/---

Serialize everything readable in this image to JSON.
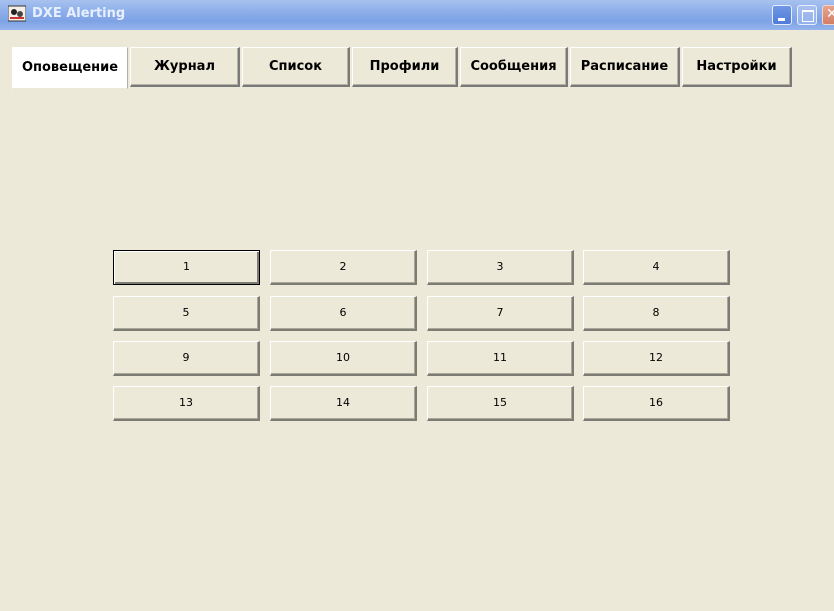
{
  "window": {
    "title": "DXE Alerting",
    "app_icon": "dxe-app-icon",
    "controls": {
      "minimize": "minimize-icon",
      "maximize": "maximize-icon",
      "close": "close-icon"
    },
    "colors": {
      "background": "#ece9d8",
      "titlebar": "#8fb0ea",
      "close": "#d47e66"
    }
  },
  "tabs": [
    {
      "label": "Оповещение",
      "active": true
    },
    {
      "label": "Журнал",
      "active": false
    },
    {
      "label": "Список",
      "active": false
    },
    {
      "label": "Профили",
      "active": false
    },
    {
      "label": "Сообщения",
      "active": false
    },
    {
      "label": "Расписание",
      "active": false
    },
    {
      "label": "Настройки",
      "active": false
    }
  ],
  "alert_buttons": [
    {
      "label": "1"
    },
    {
      "label": "2"
    },
    {
      "label": "3"
    },
    {
      "label": "4"
    },
    {
      "label": "5"
    },
    {
      "label": "6"
    },
    {
      "label": "7"
    },
    {
      "label": "8"
    },
    {
      "label": "9"
    },
    {
      "label": "10"
    },
    {
      "label": "11"
    },
    {
      "label": "12"
    },
    {
      "label": "13"
    },
    {
      "label": "14"
    },
    {
      "label": "15"
    },
    {
      "label": "16"
    }
  ],
  "focused_button": "1"
}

\---

## Aim of the exercise
Every record must be copied exactly, with the pictures left out.

## Solution to the problem
Serialize everything readable in this image to JSON.
{
  "window": {
    "title": "DXE Alerting",
    "app_icon": "dxe-app-icon",
    "controls": {
      "minimize": "minimize-icon",
      "maximize": "maximize-icon",
      "close": "close-icon"
    },
    "colors": {
      "background": "#ece9d8",
      "titlebar": "#8fb0ea",
      "close": "#d47e66"
    }
  },
  "tabs": [
    {
      "label": "Оповещение",
      "active": true
    },
    {
      "label": "Журнал",
      "active": false
    },
    {
      "label": "Список",
      "active": false
    },
    {
      "label": "Профили",
      "active": false
    },
    {
      "label": "Сообщения",
      "active": false
    },
    {
      "label": "Расписание",
      "active": false
    },
    {
      "label": "Настройки",
      "active": false
    }
  ],
  "alert_buttons": [
    {
      "label": "1"
    },
    {
      "label": "2"
    },
    {
      "label": "3"
    },
    {
      "label": "4"
    },
    {
      "label": "5"
    },
    {
      "label": "6"
    },
    {
      "label": "7"
    },
    {
      "label": "8"
    },
    {
      "label": "9"
    },
    {
      "label": "10"
    },
    {
      "label": "11"
    },
    {
      "label": "12"
    },
    {
      "label": "13"
    },
    {
      "label": "14"
    },
    {
      "label": "15"
    },
    {
      "label": "16"
    }
  ],
  "focused_button": "1"
}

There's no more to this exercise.